##### DATA SHOWN #####

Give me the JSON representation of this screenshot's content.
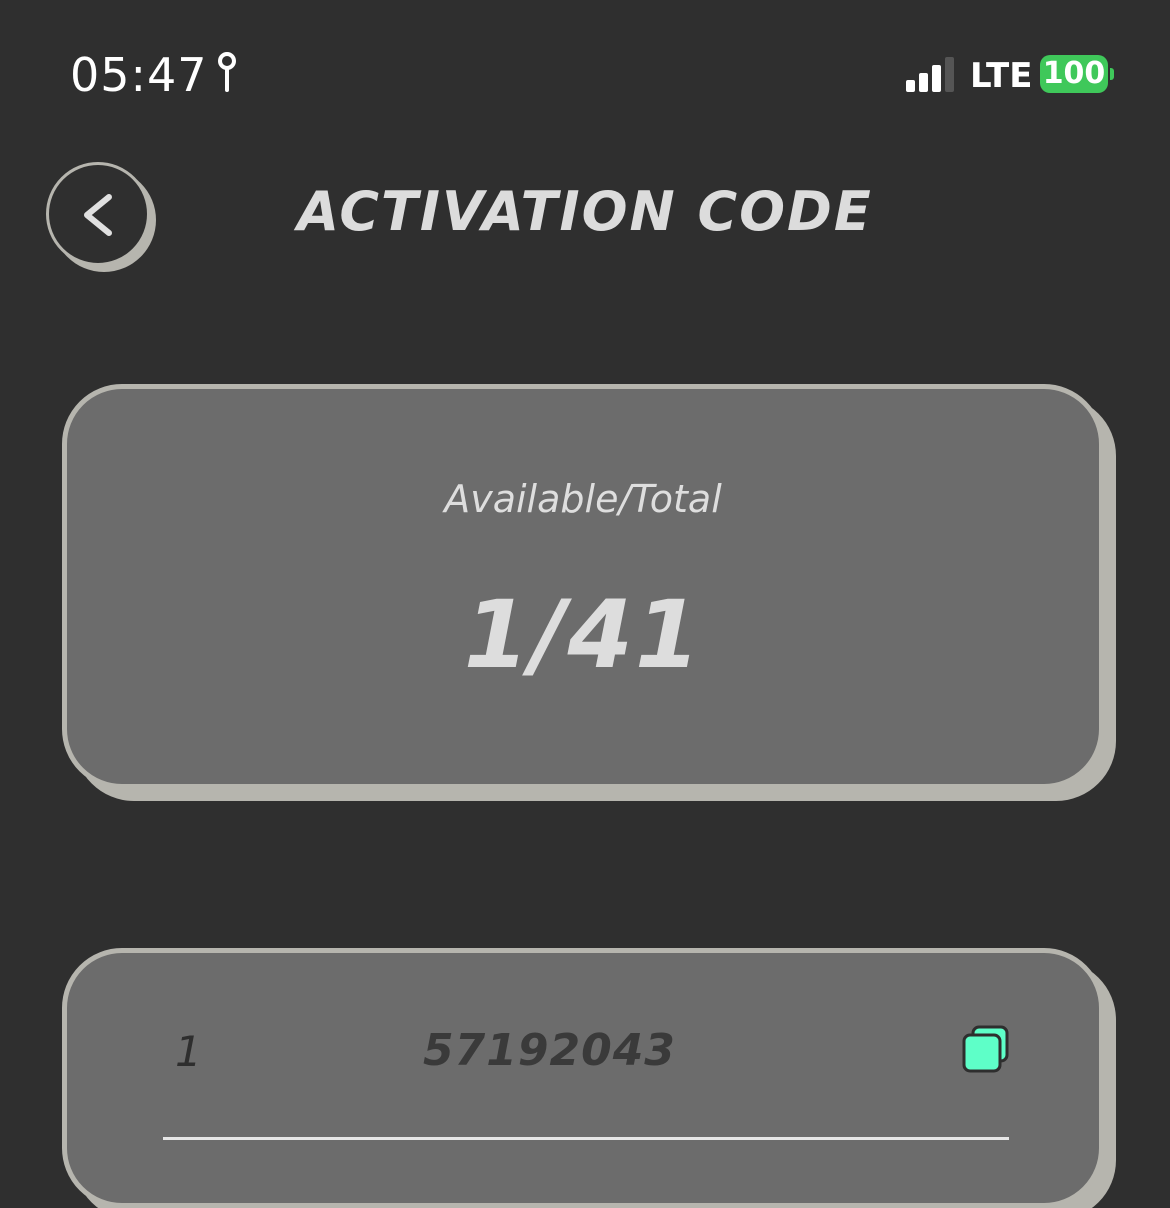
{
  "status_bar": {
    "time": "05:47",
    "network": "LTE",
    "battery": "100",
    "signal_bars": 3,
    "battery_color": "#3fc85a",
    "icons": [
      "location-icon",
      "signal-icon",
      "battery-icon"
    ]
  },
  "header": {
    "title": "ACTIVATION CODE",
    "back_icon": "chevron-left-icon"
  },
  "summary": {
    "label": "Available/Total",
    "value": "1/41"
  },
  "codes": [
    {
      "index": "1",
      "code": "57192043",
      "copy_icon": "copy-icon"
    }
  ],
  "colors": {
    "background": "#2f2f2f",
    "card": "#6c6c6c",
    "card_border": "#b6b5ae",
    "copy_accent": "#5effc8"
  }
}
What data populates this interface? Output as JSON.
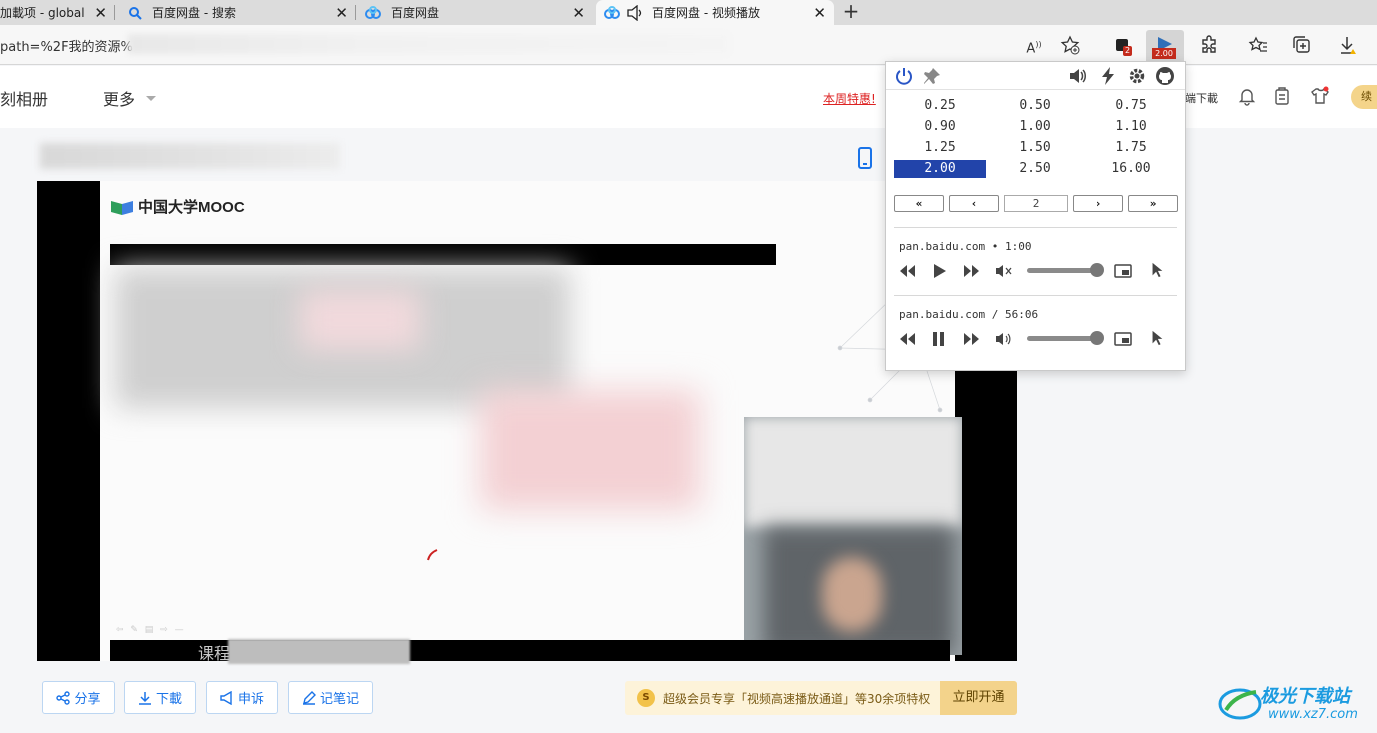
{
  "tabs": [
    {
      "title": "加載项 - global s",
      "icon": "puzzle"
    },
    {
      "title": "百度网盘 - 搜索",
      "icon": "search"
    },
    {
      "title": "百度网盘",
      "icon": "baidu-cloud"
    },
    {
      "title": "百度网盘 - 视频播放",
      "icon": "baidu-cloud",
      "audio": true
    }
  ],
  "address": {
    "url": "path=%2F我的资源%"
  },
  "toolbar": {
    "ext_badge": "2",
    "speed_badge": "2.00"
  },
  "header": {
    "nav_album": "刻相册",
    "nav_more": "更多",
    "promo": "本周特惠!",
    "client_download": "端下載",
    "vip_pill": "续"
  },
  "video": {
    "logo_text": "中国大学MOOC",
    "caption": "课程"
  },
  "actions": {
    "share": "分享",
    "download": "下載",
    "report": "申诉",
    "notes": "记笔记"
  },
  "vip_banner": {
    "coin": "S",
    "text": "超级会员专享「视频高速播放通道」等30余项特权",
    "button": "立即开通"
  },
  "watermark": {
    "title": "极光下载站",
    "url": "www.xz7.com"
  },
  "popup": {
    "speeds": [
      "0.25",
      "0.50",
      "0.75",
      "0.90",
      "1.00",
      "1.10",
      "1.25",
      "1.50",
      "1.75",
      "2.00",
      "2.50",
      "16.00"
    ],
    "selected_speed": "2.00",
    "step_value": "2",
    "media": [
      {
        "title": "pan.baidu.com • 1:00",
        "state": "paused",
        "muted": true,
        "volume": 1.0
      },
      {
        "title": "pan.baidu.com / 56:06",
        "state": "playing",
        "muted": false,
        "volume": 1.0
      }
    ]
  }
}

#####

(WHAT YOU ARE ASKED TO DO) Reproduce each entry verbatim, excluding any embedded images.

(RIGHT ANSWER)
Give me the JSON representation of this screenshot's content.
{
  "status_bar": {
    "time": "05:47",
    "network": "LTE",
    "battery": "100",
    "signal_bars": 3,
    "battery_color": "#3fc85a",
    "icons": [
      "location-icon",
      "signal-icon",
      "battery-icon"
    ]
  },
  "header": {
    "title": "ACTIVATION CODE",
    "back_icon": "chevron-left-icon"
  },
  "summary": {
    "label": "Available/Total",
    "value": "1/41"
  },
  "codes": [
    {
      "index": "1",
      "code": "57192043",
      "copy_icon": "copy-icon"
    }
  ],
  "colors": {
    "background": "#2f2f2f",
    "card": "#6c6c6c",
    "card_border": "#b6b5ae",
    "copy_accent": "#5effc8"
  }
}
What data populates this interface? Output as JSON.
{
  "tabs": [
    {
      "title": "加載项 - global s",
      "icon": "puzzle"
    },
    {
      "title": "百度网盘 - 搜索",
      "icon": "search"
    },
    {
      "title": "百度网盘",
      "icon": "baidu-cloud"
    },
    {
      "title": "百度网盘 - 视频播放",
      "icon": "baidu-cloud",
      "audio": true
    }
  ],
  "address": {
    "url": "path=%2F我的资源%"
  },
  "toolbar": {
    "ext_badge": "2",
    "speed_badge": "2.00"
  },
  "header": {
    "nav_album": "刻相册",
    "nav_more": "更多",
    "promo": "本周特惠!",
    "client_download": "端下載",
    "vip_pill": "续"
  },
  "video": {
    "logo_text": "中国大学MOOC",
    "caption": "课程"
  },
  "actions": {
    "share": "分享",
    "download": "下載",
    "report": "申诉",
    "notes": "记笔记"
  },
  "vip_banner": {
    "coin": "S",
    "text": "超级会员专享「视频高速播放通道」等30余项特权",
    "button": "立即开通"
  },
  "watermark": {
    "title": "极光下载站",
    "url": "www.xz7.com"
  },
  "popup": {
    "speeds": [
      "0.25",
      "0.50",
      "0.75",
      "0.90",
      "1.00",
      "1.10",
      "1.25",
      "1.50",
      "1.75",
      "2.00",
      "2.50",
      "16.00"
    ],
    "selected_speed": "2.00",
    "step_value": "2",
    "media": [
      {
        "title": "pan.baidu.com • 1:00",
        "state": "paused",
        "muted": true,
        "volume": 1.0
      },
      {
        "title": "pan.baidu.com / 56:06",
        "state": "playing",
        "muted": false,
        "volume": 1.0
      }
    ]
  }
}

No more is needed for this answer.